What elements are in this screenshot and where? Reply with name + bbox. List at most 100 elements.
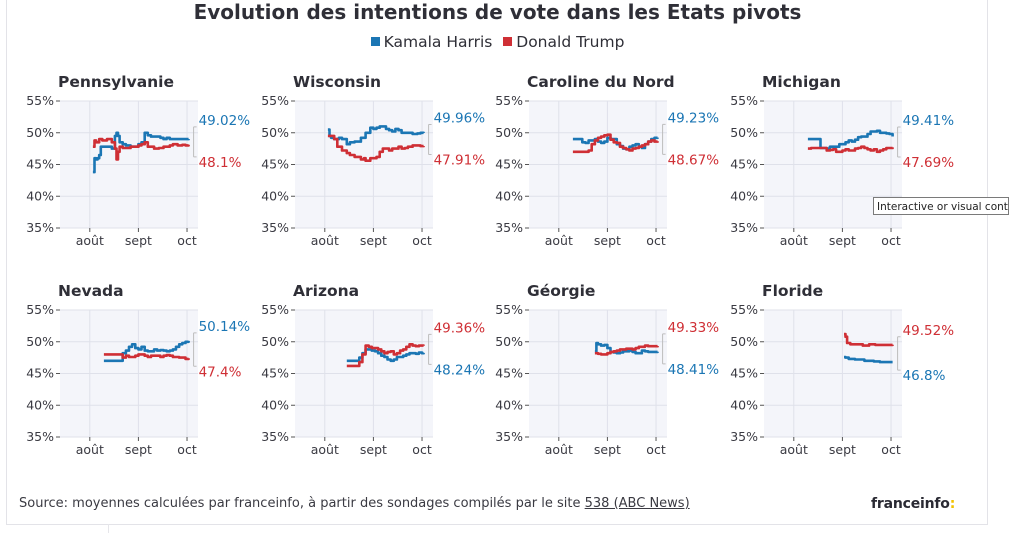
y-tick-label: 35%: [495, 220, 523, 235]
x-tick-label: oct: [881, 233, 901, 248]
x-tick-label: sept: [829, 442, 856, 457]
end-label-bracket: [428, 124, 432, 156]
logo-colon: :: [949, 496, 956, 512]
end-label-harris: 49.23%: [668, 110, 720, 126]
x-tick-label: oct: [177, 442, 197, 457]
tooltip: Interactive or visual content: [873, 197, 1009, 215]
x-tick-label: sept: [829, 233, 856, 248]
series-line-harris: [594, 341, 659, 355]
y-tick-label: 35%: [730, 429, 758, 444]
x-tick-label: sept: [125, 233, 152, 248]
panel-caroline-du-nord: Caroline du Nord 55% 50% 45% 40% 35% août sept o…: [495, 73, 719, 248]
x-tick-label: sept: [360, 442, 387, 457]
y-tick-label: 40%: [261, 397, 289, 412]
series-line-trump: [346, 343, 425, 368]
y-tick-label: 55%: [26, 93, 54, 108]
panel-nevada: Nevada 55% 50% 45% 40% 35% août sept oct 50.14% 47…: [26, 282, 250, 457]
x-tick-label: oct: [646, 233, 666, 248]
x-tick-label: sept: [125, 442, 152, 457]
y-tick-label: 45%: [261, 157, 289, 172]
end-label-harris: 49.96%: [434, 111, 486, 127]
y-tick-label: 50%: [261, 334, 289, 349]
x-tick-label: août: [311, 233, 339, 248]
end-label-harris: 49.41%: [903, 113, 955, 129]
y-tick-label: 40%: [730, 397, 758, 412]
end-label-bracket: [428, 333, 432, 365]
end-label-harris: 48.24%: [434, 362, 486, 378]
series-line-harris: [844, 355, 893, 364]
x-tick-label: oct: [881, 442, 901, 457]
end-label-trump: 48.67%: [668, 152, 720, 168]
panel-title: Nevada: [58, 282, 124, 300]
y-tick-label: 50%: [495, 125, 523, 140]
end-label-bracket: [193, 332, 197, 367]
end-label-trump: 49.36%: [434, 320, 486, 336]
end-label-trump: 47.91%: [434, 153, 486, 169]
x-tick-label: oct: [646, 442, 666, 457]
end-label-bracket: [193, 126, 197, 158]
x-tick-label: sept: [360, 233, 387, 248]
y-tick-label: 45%: [261, 366, 289, 381]
y-tick-label: 40%: [495, 188, 523, 203]
x-tick-label: août: [545, 233, 573, 248]
panel-title: Pennsylvanie: [58, 73, 174, 91]
y-tick-label: 35%: [26, 429, 54, 444]
panel-title: Géorgie: [527, 282, 595, 300]
y-tick-label: 40%: [495, 397, 523, 412]
legend-item-trump[interactable]: Donald Trump: [503, 33, 624, 51]
y-tick-label: 50%: [26, 334, 54, 349]
end-label-bracket: [662, 333, 666, 365]
series-line-trump: [572, 133, 659, 154]
end-label-trump: 48.1%: [199, 155, 242, 171]
y-tick-label: 55%: [261, 302, 289, 317]
panel-title: Arizona: [293, 282, 359, 300]
end-label-harris: 46.8%: [903, 368, 946, 384]
end-label-bracket: [897, 126, 901, 158]
legend-label-harris: Kamala Harris: [383, 33, 493, 51]
y-tick-label: 55%: [730, 302, 758, 317]
y-tick-label: 50%: [261, 125, 289, 140]
series-line-trump: [327, 134, 425, 162]
series-line-trump: [92, 137, 190, 161]
panel-georgie: Géorgie 55% 50% 45% 40% 35% août sept oct 49.33% 4…: [495, 282, 719, 457]
y-tick-label: 35%: [730, 220, 758, 235]
y-tick-label: 35%: [495, 429, 523, 444]
end-label-bracket: [662, 123, 666, 155]
source-note: Source: moyennes calculées par franceinf…: [19, 496, 690, 511]
y-tick-label: 40%: [730, 188, 758, 203]
y-tick-label: 55%: [261, 93, 289, 108]
end-label-harris: 50.14%: [199, 319, 251, 335]
y-tick-label: 35%: [261, 220, 289, 235]
y-tick-label: 45%: [730, 366, 758, 381]
source-link[interactable]: 538 (ABC News): [584, 496, 690, 511]
y-tick-label: 35%: [26, 220, 54, 235]
y-tick-label: 45%: [495, 157, 523, 172]
y-tick-label: 40%: [261, 188, 289, 203]
legend-item-harris[interactable]: Kamala Harris: [370, 33, 493, 51]
x-tick-label: août: [311, 442, 339, 457]
end-label-trump: 47.4%: [199, 364, 242, 380]
series-line-trump: [103, 353, 190, 361]
end-label-bracket: [897, 336, 901, 371]
x-tick-label: août: [780, 233, 808, 248]
end-label-trump: 49.52%: [903, 323, 955, 339]
y-tick-label: 55%: [495, 302, 523, 317]
franceinfo-logo: franceinfo:: [871, 496, 955, 512]
panel-wisconsin: Wisconsin 55% 50% 45% 40% 35% août sept oct 49.96…: [261, 73, 485, 248]
y-tick-label: 45%: [26, 366, 54, 381]
y-tick-label: 50%: [495, 334, 523, 349]
end-label-trump: 47.69%: [903, 155, 955, 171]
x-tick-label: août: [780, 442, 808, 457]
x-tick-label: sept: [594, 442, 621, 457]
panel-title: Caroline du Nord: [527, 73, 675, 91]
y-tick-label: 55%: [730, 93, 758, 108]
series-line-trump: [594, 344, 659, 356]
y-tick-label: 55%: [495, 93, 523, 108]
y-tick-label: 40%: [26, 188, 54, 203]
series-line-harris: [327, 125, 425, 146]
x-tick-label: août: [76, 442, 104, 457]
y-tick-label: 50%: [730, 125, 758, 140]
panel-title: Michigan: [762, 73, 841, 91]
panel-arizona: Arizona 55% 50% 45% 40% 35% août sept oct 49.36% 4…: [261, 282, 485, 457]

[Exercise brief]: Please reproduce every item above line for line, without any change, and leave out the pictures.

[Exercise output]:
What elements are in this screenshot and where? Reply with name + bbox. List at most 100 elements.
y-tick-label: 35%: [495, 220, 523, 235]
x-tick-label: oct: [881, 233, 901, 248]
x-tick-label: sept: [829, 442, 856, 457]
end-label-bracket: [428, 124, 432, 156]
logo-colon: :: [949, 496, 956, 512]
end-label-harris: 49.23%: [668, 110, 720, 126]
x-tick-label: oct: [177, 442, 197, 457]
tooltip: Interactive or visual content: [873, 197, 1009, 215]
x-tick-label: sept: [829, 233, 856, 248]
series-line-harris: [594, 341, 659, 355]
y-tick-label: 35%: [730, 429, 758, 444]
x-tick-label: sept: [125, 233, 152, 248]
panel-caroline-du-nord: Caroline du Nord 55% 50% 45% 40% 35% août sept o…: [495, 73, 719, 248]
x-tick-label: sept: [360, 442, 387, 457]
y-tick-label: 40%: [261, 397, 289, 412]
series-line-trump: [346, 343, 425, 368]
y-tick-label: 55%: [26, 93, 54, 108]
panel-nevada: Nevada 55% 50% 45% 40% 35% août sept oct 50.14% 47…: [26, 282, 250, 457]
x-tick-label: oct: [646, 233, 666, 248]
x-tick-label: sept: [125, 442, 152, 457]
y-tick-label: 45%: [261, 157, 289, 172]
end-label-harris: 49.96%: [434, 111, 486, 127]
y-tick-label: 50%: [261, 334, 289, 349]
x-tick-label: août: [311, 233, 339, 248]
end-label-harris: 49.41%: [903, 113, 955, 129]
y-tick-label: 40%: [730, 397, 758, 412]
end-label-bracket: [428, 333, 432, 365]
end-label-harris: 48.24%: [434, 362, 486, 378]
series-line-harris: [844, 355, 893, 364]
x-tick-label: oct: [881, 442, 901, 457]
end-label-trump: 48.67%: [668, 152, 720, 168]
panel-title: Nevada: [58, 282, 124, 300]
y-tick-label: 50%: [495, 125, 523, 140]
end-label-bracket: [193, 332, 197, 367]
end-label-trump: 49.36%: [434, 320, 486, 336]
end-label-trump: 47.91%: [434, 153, 486, 169]
x-tick-label: oct: [646, 442, 666, 457]
end-label-bracket: [193, 126, 197, 158]
x-tick-label: sept: [360, 233, 387, 248]
y-tick-label: 45%: [261, 366, 289, 381]
y-tick-label: 40%: [495, 188, 523, 203]
x-tick-label: août: [545, 233, 573, 248]
panel-title: Pennsylvanie: [58, 73, 174, 91]
y-tick-label: 35%: [26, 429, 54, 444]
panel-title: Géorgie: [527, 282, 595, 300]
y-tick-label: 40%: [495, 397, 523, 412]
legend-item-trump[interactable]: Donald Trump: [503, 33, 624, 51]
y-tick-label: 50%: [26, 334, 54, 349]
end-label-bracket: [662, 333, 666, 365]
series-line-trump: [572, 133, 659, 154]
end-label-trump: 48.1%: [199, 155, 242, 171]
y-tick-label: 55%: [261, 302, 289, 317]
panel-title: Arizona: [293, 282, 359, 300]
end-label-harris: 46.8%: [903, 368, 946, 384]
end-label-bracket: [897, 126, 901, 158]
legend-label-harris: Kamala Harris: [383, 33, 493, 51]
y-tick-label: 55%: [730, 302, 758, 317]
y-tick-label: 50%: [261, 125, 289, 140]
series-line-trump: [327, 134, 425, 162]
series-line-trump: [92, 137, 190, 161]
panel-georgie: Géorgie 55% 50% 45% 40% 35% août sept oct 49.33% 4…: [495, 282, 719, 457]
y-tick-label: 35%: [730, 220, 758, 235]
y-tick-label: 35%: [495, 429, 523, 444]
end-label-bracket: [662, 123, 666, 155]
source-note: Source: moyennes calculées par franceinf…: [19, 496, 690, 511]
y-tick-label: 40%: [730, 188, 758, 203]
y-tick-label: 55%: [261, 93, 289, 108]
end-label-harris: 50.14%: [199, 319, 251, 335]
y-tick-label: 35%: [261, 220, 289, 235]
y-tick-label: 45%: [730, 366, 758, 381]
source-link[interactable]: 538 (ABC News): [584, 496, 690, 511]
y-tick-label: 35%: [26, 220, 54, 235]
y-tick-label: 45%: [495, 157, 523, 172]
y-tick-label: 40%: [261, 188, 289, 203]
legend-item-harris[interactable]: Kamala Harris: [370, 33, 493, 51]
x-tick-label: août: [311, 442, 339, 457]
end-label-trump: 47.4%: [199, 364, 242, 380]
series-line-trump: [103, 353, 190, 361]
end-label-bracket: [897, 336, 901, 371]
x-tick-label: août: [780, 233, 808, 248]
end-label-trump: 49.52%: [903, 323, 955, 339]
y-tick-label: 55%: [495, 302, 523, 317]
franceinfo-logo: franceinfo:: [871, 496, 955, 512]
panel-wisconsin: Wisconsin 55% 50% 45% 40% 35% août sept oct 49.96…: [261, 73, 485, 248]
y-tick-label: 45%: [26, 366, 54, 381]
y-tick-label: 50%: [495, 334, 523, 349]
end-label-trump: 47.69%: [903, 155, 955, 171]
x-tick-label: août: [780, 442, 808, 457]
x-tick-label: sept: [594, 442, 621, 457]
panel-title: Caroline du Nord: [527, 73, 675, 91]
y-tick-label: 55%: [730, 93, 758, 108]
series-line-trump: [594, 344, 659, 356]
y-tick-label: 55%: [495, 93, 523, 108]
y-tick-label: 40%: [26, 188, 54, 203]
series-line-harris: [327, 125, 425, 146]
x-tick-label: août: [76, 442, 104, 457]
y-tick-label: 50%: [730, 125, 758, 140]
panel-title: Michigan: [762, 73, 841, 91]
panel-arizona: Arizona 55% 50% 45% 40% 35% août sept oct 49.36% 4…: [261, 282, 485, 457]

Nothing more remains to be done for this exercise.